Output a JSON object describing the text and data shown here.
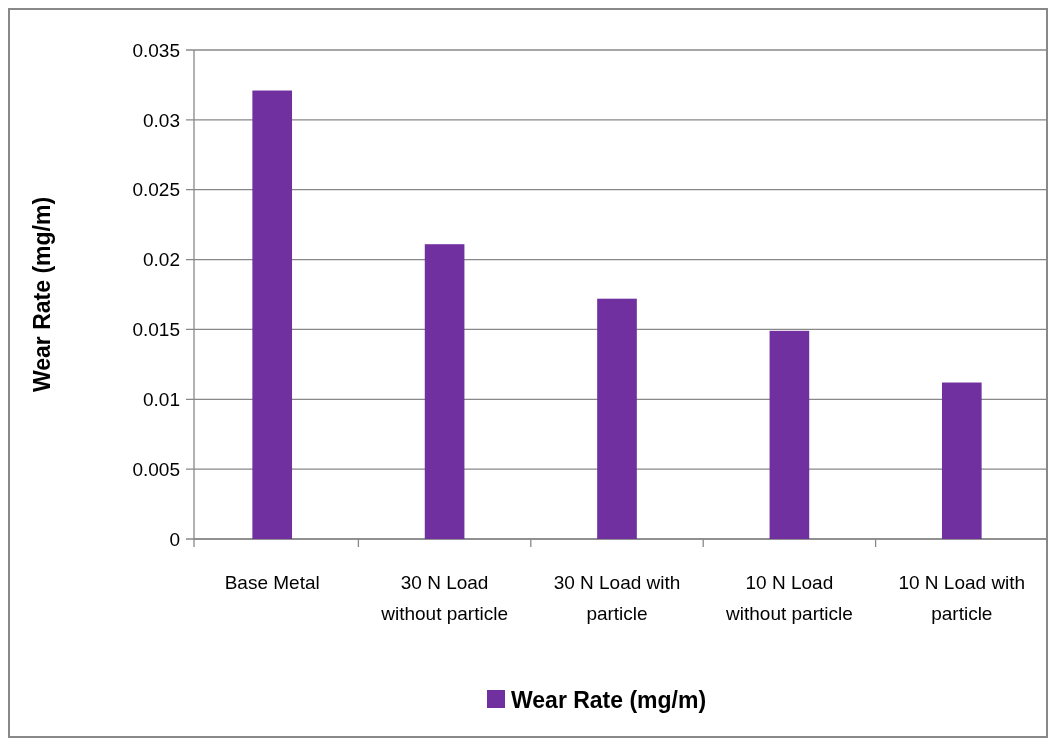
{
  "chart_data": {
    "type": "bar",
    "ylabel": "Wear Rate (mg/m)",
    "categories": [
      "Base Metal",
      "30 N Load without particle",
      "30 N Load with particle",
      "10 N Load without particle",
      "10 N Load with particle"
    ],
    "series": [
      {
        "name": "Wear Rate (mg/m)",
        "color": "#7030a0",
        "values": [
          0.0321,
          0.0211,
          0.0172,
          0.0149,
          0.0112
        ]
      }
    ],
    "ylim": [
      0,
      0.035
    ],
    "yticks": [
      0,
      0.005,
      0.01,
      0.015,
      0.02,
      0.025,
      0.03,
      0.035
    ],
    "grid": "y",
    "legend": "bottom"
  }
}
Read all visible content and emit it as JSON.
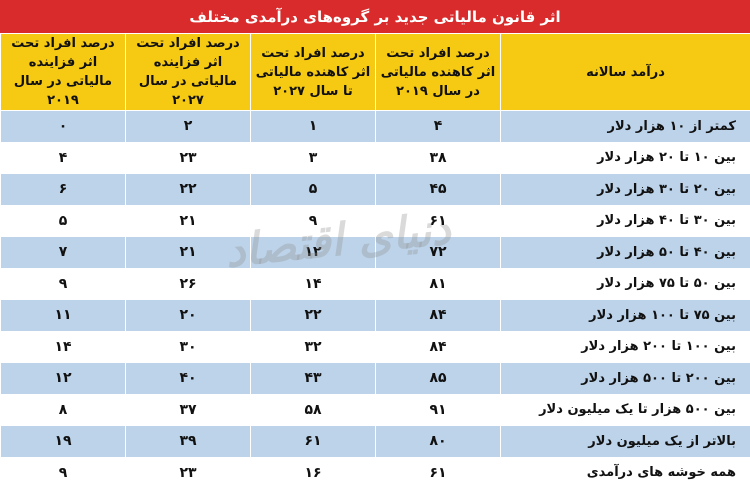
{
  "title": "اثر قانون مالیاتی جدید بر گروه‌های درآمدی مختلف",
  "headers": [
    "درآمد سالانه",
    "درصد افراد تحت اثر کاهنده مالیاتی در سال ۲۰۱۹",
    "درصد افراد تحت اثر کاهنده مالیاتی تا سال ۲۰۲۷",
    "درصد افراد تحت اثر فزاینده مالیاتی در سال ۲۰۲۷",
    "درصد افراد تحت اثر فزاینده مالیاتی در سال ۲۰۱۹"
  ],
  "rows": [
    [
      "کمتر از ۱۰ هزار دلار",
      "۴",
      "۱",
      "۲",
      "۰"
    ],
    [
      "بین ۱۰ تا ۲۰ هزار دلار",
      "۳۸",
      "۳",
      "۲۳",
      "۴"
    ],
    [
      "بین ۲۰ تا ۳۰ هزار دلار",
      "۴۵",
      "۵",
      "۲۲",
      "۶"
    ],
    [
      "بین ۳۰ تا ۴۰ هزار دلار",
      "۶۱",
      "۹",
      "۲۱",
      "۵"
    ],
    [
      "بین ۴۰ تا ۵۰ هزار دلار",
      "۷۲",
      "۱۲",
      "۲۱",
      "۷"
    ],
    [
      "بین ۵۰ تا ۷۵ هزار دلار",
      "۸۱",
      "۱۴",
      "۲۶",
      "۹"
    ],
    [
      "بین ۷۵ تا ۱۰۰ هزار دلار",
      "۸۴",
      "۲۲",
      "۲۰",
      "۱۱"
    ],
    [
      "بین ۱۰۰ تا ۲۰۰ هزار دلار",
      "۸۴",
      "۳۲",
      "۳۰",
      "۱۴"
    ],
    [
      "بین ۲۰۰ تا ۵۰۰ هزار دلار",
      "۸۵",
      "۴۳",
      "۴۰",
      "۱۲"
    ],
    [
      "بین ۵۰۰ هزار تا یک میلیون دلار",
      "۹۱",
      "۵۸",
      "۳۷",
      "۸"
    ],
    [
      "بالاتر از یک میلیون دلار",
      "۸۰",
      "۶۱",
      "۳۹",
      "۱۹"
    ],
    [
      "همه خوشه های درآمدی",
      "۶۱",
      "۱۶",
      "۲۳",
      "۹"
    ]
  ],
  "watermark": "دنیای اقتصاد",
  "colors": {
    "title_bg": "#d92b2b",
    "header_bg": "#f6c913",
    "row_odd_bg": "#bcd3ea",
    "row_even_bg": "#ffffff"
  }
}
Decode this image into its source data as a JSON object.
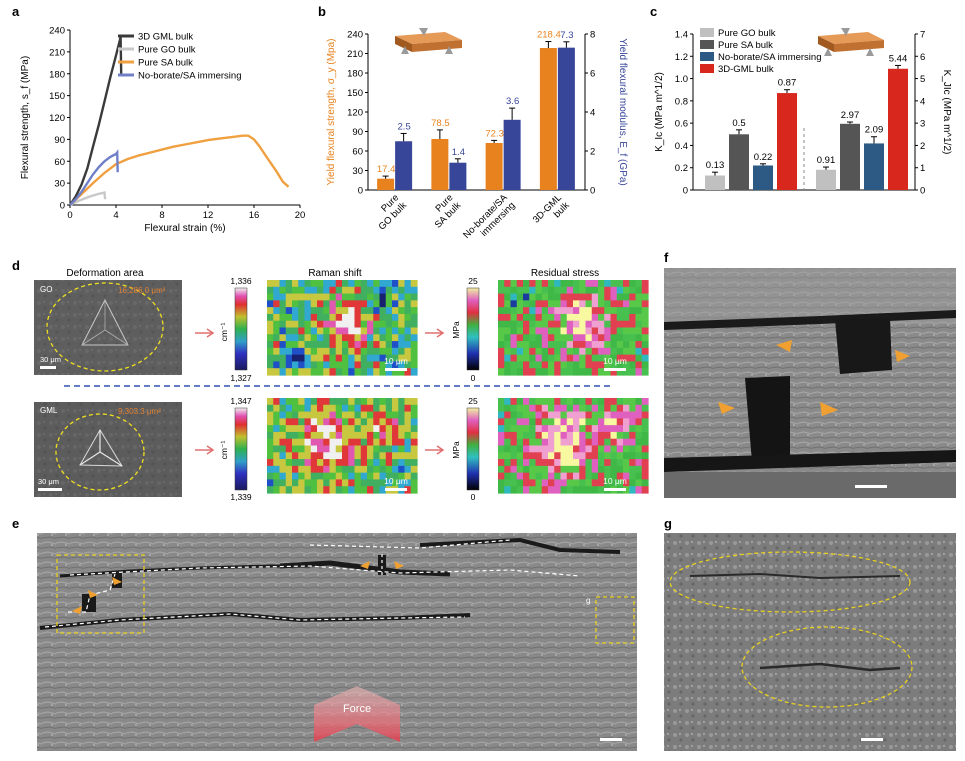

## WHAT THE EXERCISE ASKS
All of the records above must be copied exactly, except for the pictures.

## ANSWER TO THIS EXERCISE
Output a JSON object describing the text and data shown here.
{
  "chart_data": {
    "type": "bar",
    "ylabel": "Wear Rate (mg/m)",
    "categories": [
      "Base Metal",
      "30 N Load without particle",
      "30 N Load with particle",
      "10 N Load without particle",
      "10 N Load with particle"
    ],
    "series": [
      {
        "name": "Wear Rate (mg/m)",
        "color": "#7030a0",
        "values": [
          0.0321,
          0.0211,
          0.0172,
          0.0149,
          0.0112
        ]
      }
    ],
    "ylim": [
      0,
      0.035
    ],
    "yticks": [
      0,
      0.005,
      0.01,
      0.015,
      0.02,
      0.025,
      0.03,
      0.035
    ],
    "grid": "y",
    "legend": "bottom"
  }
}
Read all visible content and emit it as JSON.
{
  "title": "اثر قانون مالیاتی جدید بر گروه‌های درآمدی مختلف",
  "headers": [
    "درآمد سالانه",
    "درصد افراد تحت اثر کاهنده مالیاتی در سال ۲۰۱۹",
    "درصد افراد تحت اثر کاهنده مالیاتی تا سال ۲۰۲۷",
    "درصد افراد تحت اثر فزاینده مالیاتی در سال ۲۰۲۷",
    "درصد افراد تحت اثر فزاینده مالیاتی در سال ۲۰۱۹"
  ],
  "rows": [
    [
      "کمتر از ۱۰ هزار دلار",
      "۴",
      "۱",
      "۲",
      "۰"
    ],
    [
      "بین ۱۰ تا ۲۰ هزار دلار",
      "۳۸",
      "۳",
      "۲۳",
      "۴"
    ],
    [
      "بین ۲۰ تا ۳۰ هزار دلار",
      "۴۵",
      "۵",
      "۲۲",
      "۶"
    ],
    [
      "بین ۳۰ تا ۴۰ هزار دلار",
      "۶۱",
      "۹",
      "۲۱",
      "۵"
    ],
    [
      "بین ۴۰ تا ۵۰ هزار دلار",
      "۷۲",
      "۱۲",
      "۲۱",
      "۷"
    ],
    [
      "بین ۵۰ تا ۷۵ هزار دلار",
      "۸۱",
      "۱۴",
      "۲۶",
      "۹"
    ],
    [
      "بین ۷۵ تا ۱۰۰ هزار دلار",
      "۸۴",
      "۲۲",
      "۲۰",
      "۱۱"
    ],
    [
      "بین ۱۰۰ تا ۲۰۰ هزار دلار",
      "۸۴",
      "۳۲",
      "۳۰",
      "۱۴"
    ],
    [
      "بین ۲۰۰ تا ۵۰۰ هزار دلار",
      "۸۵",
      "۴۳",
      "۴۰",
      "۱۲"
    ],
    [
      "بین ۵۰۰ هزار تا یک میلیون دلار",
      "۹۱",
      "۵۸",
      "۳۷",
      "۸"
    ],
    [
      "بالاتر از یک میلیون دلار",
      "۸۰",
      "۶۱",
      "۳۹",
      "۱۹"
    ],
    [
      "همه خوشه های درآمدی",
      "۶۱",
      "۱۶",
      "۲۳",
      "۹"
    ]
  ],
  "watermark": "دنیای اقتصاد",
  "colors": {
    "title_bg": "#d92b2b",
    "header_bg": "#f6c913",
    "row_odd_bg": "#bcd3ea",
    "row_even_bg": "#ffffff"
  }
}
Decode this image into its source data as a JSON object.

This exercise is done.